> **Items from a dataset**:
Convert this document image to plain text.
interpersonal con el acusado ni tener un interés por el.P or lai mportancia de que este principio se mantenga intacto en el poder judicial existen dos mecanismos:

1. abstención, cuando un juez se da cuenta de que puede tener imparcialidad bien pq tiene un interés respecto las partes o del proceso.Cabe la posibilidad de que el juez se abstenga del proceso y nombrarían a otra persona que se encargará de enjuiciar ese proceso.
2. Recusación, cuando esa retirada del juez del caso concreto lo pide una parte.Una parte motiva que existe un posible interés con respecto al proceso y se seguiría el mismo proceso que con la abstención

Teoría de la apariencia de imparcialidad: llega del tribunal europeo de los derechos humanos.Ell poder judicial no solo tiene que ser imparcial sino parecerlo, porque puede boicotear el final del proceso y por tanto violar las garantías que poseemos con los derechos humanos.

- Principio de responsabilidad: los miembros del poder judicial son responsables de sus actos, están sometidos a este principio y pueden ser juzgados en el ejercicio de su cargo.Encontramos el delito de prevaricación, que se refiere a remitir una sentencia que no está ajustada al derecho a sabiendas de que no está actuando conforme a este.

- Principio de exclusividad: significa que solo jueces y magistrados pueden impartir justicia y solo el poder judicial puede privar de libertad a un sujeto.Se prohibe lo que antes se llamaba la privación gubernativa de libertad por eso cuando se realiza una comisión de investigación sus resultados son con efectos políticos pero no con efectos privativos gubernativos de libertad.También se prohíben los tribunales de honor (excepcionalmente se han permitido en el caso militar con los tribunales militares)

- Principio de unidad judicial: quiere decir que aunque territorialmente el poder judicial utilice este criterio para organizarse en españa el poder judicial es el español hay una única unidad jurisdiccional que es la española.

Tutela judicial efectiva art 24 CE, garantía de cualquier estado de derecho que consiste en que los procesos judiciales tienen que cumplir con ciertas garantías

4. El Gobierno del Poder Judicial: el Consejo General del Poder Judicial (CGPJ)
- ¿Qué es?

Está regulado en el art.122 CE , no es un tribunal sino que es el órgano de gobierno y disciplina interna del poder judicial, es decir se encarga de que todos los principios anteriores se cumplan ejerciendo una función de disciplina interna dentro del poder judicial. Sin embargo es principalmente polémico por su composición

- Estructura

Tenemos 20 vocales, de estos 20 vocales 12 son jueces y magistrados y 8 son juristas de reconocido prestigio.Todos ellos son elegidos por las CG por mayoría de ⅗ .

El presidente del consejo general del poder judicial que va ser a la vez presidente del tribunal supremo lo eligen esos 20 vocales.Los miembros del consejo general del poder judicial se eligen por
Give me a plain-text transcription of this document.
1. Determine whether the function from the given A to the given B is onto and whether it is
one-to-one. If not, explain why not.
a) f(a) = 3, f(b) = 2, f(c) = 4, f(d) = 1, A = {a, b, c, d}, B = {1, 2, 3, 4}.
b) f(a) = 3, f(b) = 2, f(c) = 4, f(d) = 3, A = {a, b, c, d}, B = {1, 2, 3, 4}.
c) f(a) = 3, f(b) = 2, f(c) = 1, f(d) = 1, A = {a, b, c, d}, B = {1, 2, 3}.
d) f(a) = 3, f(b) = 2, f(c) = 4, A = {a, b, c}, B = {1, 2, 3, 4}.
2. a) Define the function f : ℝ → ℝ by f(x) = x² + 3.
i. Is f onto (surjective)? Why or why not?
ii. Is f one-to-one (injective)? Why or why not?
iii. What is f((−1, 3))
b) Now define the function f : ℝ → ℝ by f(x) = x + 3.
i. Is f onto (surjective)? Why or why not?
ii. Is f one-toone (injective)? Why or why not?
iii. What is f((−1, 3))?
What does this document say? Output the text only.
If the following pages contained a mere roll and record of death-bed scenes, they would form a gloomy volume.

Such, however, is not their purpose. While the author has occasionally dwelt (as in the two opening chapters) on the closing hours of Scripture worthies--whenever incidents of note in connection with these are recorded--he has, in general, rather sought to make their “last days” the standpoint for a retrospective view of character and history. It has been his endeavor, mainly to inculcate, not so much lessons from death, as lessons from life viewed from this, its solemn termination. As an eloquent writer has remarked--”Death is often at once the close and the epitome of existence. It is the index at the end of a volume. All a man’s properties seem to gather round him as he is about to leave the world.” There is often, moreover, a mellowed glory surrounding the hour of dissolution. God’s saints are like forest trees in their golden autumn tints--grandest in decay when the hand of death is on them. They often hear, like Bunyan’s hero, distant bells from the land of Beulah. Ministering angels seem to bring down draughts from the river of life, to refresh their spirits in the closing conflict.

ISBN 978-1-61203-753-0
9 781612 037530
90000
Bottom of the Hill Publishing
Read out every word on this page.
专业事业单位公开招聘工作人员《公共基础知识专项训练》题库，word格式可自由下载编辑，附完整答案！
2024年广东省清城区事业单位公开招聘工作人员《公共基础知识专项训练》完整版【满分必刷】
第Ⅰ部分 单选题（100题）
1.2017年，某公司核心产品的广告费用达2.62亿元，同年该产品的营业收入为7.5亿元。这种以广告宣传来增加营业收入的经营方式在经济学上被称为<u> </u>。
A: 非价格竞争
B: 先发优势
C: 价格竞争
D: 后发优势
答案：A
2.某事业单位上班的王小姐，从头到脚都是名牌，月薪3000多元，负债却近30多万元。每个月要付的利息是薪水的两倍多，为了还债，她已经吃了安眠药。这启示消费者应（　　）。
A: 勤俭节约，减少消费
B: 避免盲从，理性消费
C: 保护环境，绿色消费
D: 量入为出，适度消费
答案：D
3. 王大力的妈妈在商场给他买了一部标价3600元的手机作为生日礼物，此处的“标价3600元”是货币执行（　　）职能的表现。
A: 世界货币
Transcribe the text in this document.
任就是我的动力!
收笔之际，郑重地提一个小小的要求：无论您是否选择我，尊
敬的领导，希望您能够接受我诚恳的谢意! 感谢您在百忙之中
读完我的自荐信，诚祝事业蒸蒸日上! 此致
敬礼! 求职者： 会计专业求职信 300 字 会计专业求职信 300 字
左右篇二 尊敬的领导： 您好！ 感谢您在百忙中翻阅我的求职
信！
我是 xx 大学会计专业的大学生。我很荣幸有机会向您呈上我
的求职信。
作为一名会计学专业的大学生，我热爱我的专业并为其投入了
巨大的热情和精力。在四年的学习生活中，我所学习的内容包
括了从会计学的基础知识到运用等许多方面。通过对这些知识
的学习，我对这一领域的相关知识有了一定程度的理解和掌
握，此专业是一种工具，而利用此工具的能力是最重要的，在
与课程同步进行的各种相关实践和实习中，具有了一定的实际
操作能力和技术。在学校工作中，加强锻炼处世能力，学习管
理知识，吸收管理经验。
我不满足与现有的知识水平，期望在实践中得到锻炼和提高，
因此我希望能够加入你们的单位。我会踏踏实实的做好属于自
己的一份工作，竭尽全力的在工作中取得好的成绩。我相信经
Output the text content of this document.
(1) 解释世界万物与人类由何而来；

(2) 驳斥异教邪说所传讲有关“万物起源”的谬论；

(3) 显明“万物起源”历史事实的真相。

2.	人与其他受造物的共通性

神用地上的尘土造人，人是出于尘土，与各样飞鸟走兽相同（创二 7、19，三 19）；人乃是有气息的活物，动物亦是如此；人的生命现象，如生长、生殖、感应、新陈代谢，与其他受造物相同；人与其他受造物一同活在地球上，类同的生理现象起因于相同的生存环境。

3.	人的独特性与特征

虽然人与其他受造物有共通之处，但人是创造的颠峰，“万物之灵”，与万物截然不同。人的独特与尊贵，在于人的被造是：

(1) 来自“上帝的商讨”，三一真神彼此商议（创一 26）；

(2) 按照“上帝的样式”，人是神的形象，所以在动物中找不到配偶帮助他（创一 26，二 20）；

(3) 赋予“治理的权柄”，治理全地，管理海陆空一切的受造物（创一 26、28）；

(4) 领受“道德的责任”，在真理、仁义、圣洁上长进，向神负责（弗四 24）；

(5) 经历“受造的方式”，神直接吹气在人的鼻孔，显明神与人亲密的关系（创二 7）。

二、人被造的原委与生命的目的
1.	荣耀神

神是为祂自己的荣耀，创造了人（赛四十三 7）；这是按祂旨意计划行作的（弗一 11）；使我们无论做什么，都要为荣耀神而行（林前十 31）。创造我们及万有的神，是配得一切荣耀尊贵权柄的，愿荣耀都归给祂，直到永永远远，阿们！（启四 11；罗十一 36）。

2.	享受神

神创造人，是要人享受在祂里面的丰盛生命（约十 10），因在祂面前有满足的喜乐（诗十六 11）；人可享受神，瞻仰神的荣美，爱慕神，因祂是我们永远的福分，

> **PROBLEM REQUIREMENTS**:
Whenever "juez" turns up in a line, pick that line out.

> **OUTPUT OF THE EXERCISE**:
1. abstención, cuando un juez se da cuenta de que puede tener imparcialidad bien pq tiene un interés respecto las partes o del proceso.Cabe la posibilidad de que el juez se abstenga del proceso y nombrarían a otra persona que se encargará de enjuiciar ese proceso.
2. Recusación, cuando esa retirada del juez del caso concreto lo pide una parte.Una parte motiva que existe un posible interés con respecto al proceso y se seguiría el mismo proceso que con la abstención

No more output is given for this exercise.